TASK PROMPT:
Write the data out again exactly, with no pictures.

[Data excerpts]
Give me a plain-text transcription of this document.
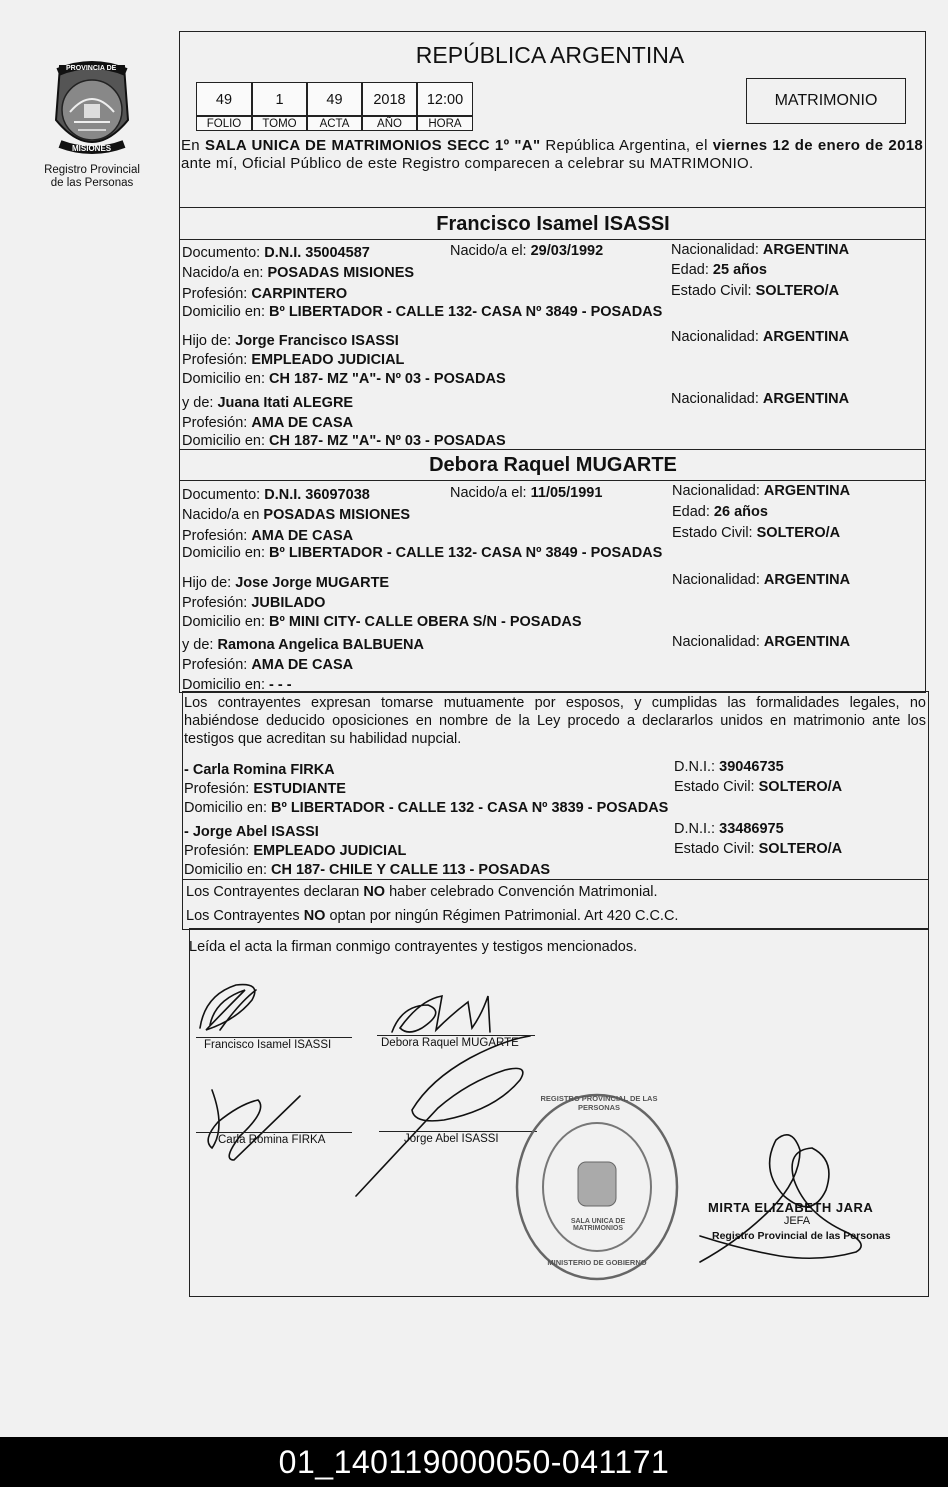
PROVINCIA DE
MISIONES
Registro Provincial
de las Personas
REPÚBLICA ARGENTINA
MATRIMONIO
49	1	49	2018	12:00
FOLIO	TOMO	ACTA	AÑO	HORA
En SALA UNICA DE MATRIMONIOS SECC 1º "A" República Argentina, el viernes 12 de enero de 2018 ante mí, Oficial Público de este Registro comparecen a celebrar su MATRIMONIO.
Francisco Isamel ISASSI
Documento: D.N.I. 35004587	Nacido/a el: 29/03/1992	Nacionalidad: ARGENTINA
Nacido/a en: POSADAS MISIONES	Edad: 25 años
Profesión: CARPINTERO	Estado Civil: SOLTERO/A
Domicilio en: Bº LIBERTADOR - CALLE 132- CASA Nº 3849 - POSADAS
Hijo de: Jorge Francisco ISASSI	Nacionalidad: ARGENTINA
Profesión: EMPLEADO JUDICIAL
Domicilio en: CH 187- MZ "A"- Nº 03 - POSADAS
y de: Juana Itati ALEGRE	Nacionalidad: ARGENTINA
Profesión: AMA DE CASA
Domicilio en: CH 187- MZ "A"- Nº 03 - POSADAS
Debora Raquel MUGARTE
Documento: D.N.I. 36097038	Nacido/a el: 11/05/1991	Nacionalidad: ARGENTINA
Nacido/a en POSADAS MISIONES	Edad: 26 años
Profesión: AMA DE CASA	Estado Civil: SOLTERO/A
Domicilio en: Bº LIBERTADOR - CALLE 132- CASA Nº 3849 - POSADAS
Hijo de: Jose Jorge MUGARTE	Nacionalidad: ARGENTINA
Profesión: JUBILADO
Domicilio en: Bº MINI CITY- CALLE OBERA S/N - POSADAS
y de: Ramona Angelica BALBUENA	Nacionalidad: ARGENTINA
Profesión: AMA DE CASA
Domicilio en: - - -
Los contrayentes expresan tomarse mutuamente por esposos, y cumplidas las formalidades legales, no habiéndose deducido oposiciones en nombre de la Ley procedo a declararlos unidos en matrimonio ante los testigos que acreditan su habilidad nupcial.
- Carla Romina FIRKA	D.N.I.: 39046735
Profesión: ESTUDIANTE	Estado Civil: SOLTERO/A
Domicilio en: Bº LIBERTADOR - CALLE 132 - CASA Nº 3839 - POSADAS
- Jorge Abel ISASSI	D.N.I.: 33486975
Profesión: EMPLEADO JUDICIAL	Estado Civil: SOLTERO/A
Domicilio en: CH 187- CHILE Y CALLE 113 - POSADAS
Los Contrayentes declaran NO haber celebrado Convención Matrimonial.
Los Contrayentes NO optan por ningún Régimen Patrimonial. Art 420 C.C.C.
Leída el acta la firman conmigo contrayentes y testigos mencionados.
Francisco Isamel ISASSI	Debora Raquel MUGARTE
Carla Romina FIRKA	Jorge Abel ISASSI
REGISTRO PROVINCIAL DE LAS PERSONAS
SALA UNICA DE MATRIMONIOS
MINISTERIO DE GOBIERNO
MIRTA ELIZABETH JARA
JEFA
Registro Provincial de las Personas
01_140119000050-041171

EXERCISE ANSWER:
Give me a plain-text transcription of this document.
PROVINCIA DE
MISIONES
Registro Provincial
de las Personas
REPÚBLICA ARGENTINA
MATRIMONIO
49	1	49	2018	12:00
FOLIO	TOMO	ACTA	AÑO	HORA
En SALA UNICA DE MATRIMONIOS SECC 1º "A" República Argentina, el viernes 12 de enero de 2018 ante mí, Oficial Público de este Registro comparecen a celebrar su MATRIMONIO.
Francisco Isamel ISASSI
Documento: D.N.I. 35004587	Nacido/a el: 29/03/1992	Nacionalidad: ARGENTINA
Nacido/a en: POSADAS MISIONES	Edad: 25 años
Profesión: CARPINTERO	Estado Civil: SOLTERO/A
Domicilio en: Bº LIBERTADOR - CALLE 132- CASA Nº 3849 - POSADAS
Hijo de: Jorge Francisco ISASSI	Nacionalidad: ARGENTINA
Profesión: EMPLEADO JUDICIAL
Domicilio en: CH 187- MZ "A"- Nº 03 - POSADAS
y de: Juana Itati ALEGRE	Nacionalidad: ARGENTINA
Profesión: AMA DE CASA
Domicilio en: CH 187- MZ "A"- Nº 03 - POSADAS
Debora Raquel MUGARTE
Documento: D.N.I. 36097038	Nacido/a el: 11/05/1991	Nacionalidad: ARGENTINA
Nacido/a en POSADAS MISIONES	Edad: 26 años
Profesión: AMA DE CASA	Estado Civil: SOLTERO/A
Domicilio en: Bº LIBERTADOR - CALLE 132- CASA Nº 3849 - POSADAS
Hijo de: Jose Jorge MUGARTE	Nacionalidad: ARGENTINA
Profesión: JUBILADO
Domicilio en: Bº MINI CITY- CALLE OBERA S/N - POSADAS
y de: Ramona Angelica BALBUENA	Nacionalidad: ARGENTINA
Profesión: AMA DE CASA
Domicilio en: - - -
Los contrayentes expresan tomarse mutuamente por esposos, y cumplidas las formalidades legales, no habiéndose deducido oposiciones en nombre de la Ley procedo a declararlos unidos en matrimonio ante los testigos que acreditan su habilidad nupcial.
- Carla Romina FIRKA	D.N.I.: 39046735
Profesión: ESTUDIANTE	Estado Civil: SOLTERO/A
Domicilio en: Bº LIBERTADOR - CALLE 132 - CASA Nº 3839 - POSADAS
- Jorge Abel ISASSI	D.N.I.: 33486975
Profesión: EMPLEADO JUDICIAL	Estado Civil: SOLTERO/A
Domicilio en: CH 187- CHILE Y CALLE 113 - POSADAS
Los Contrayentes declaran NO haber celebrado Convención Matrimonial.
Los Contrayentes NO optan por ningún Régimen Patrimonial. Art 420 C.C.C.
Leída el acta la firman conmigo contrayentes y testigos mencionados.
Francisco Isamel ISASSI	Debora Raquel MUGARTE
Carla Romina FIRKA	Jorge Abel ISASSI
REGISTRO PROVINCIAL DE LAS PERSONAS
SALA UNICA DE MATRIMONIOS
MINISTERIO DE GOBIERNO
MIRTA ELIZABETH JARA
JEFA
Registro Provincial de las Personas
01_140119000050-041171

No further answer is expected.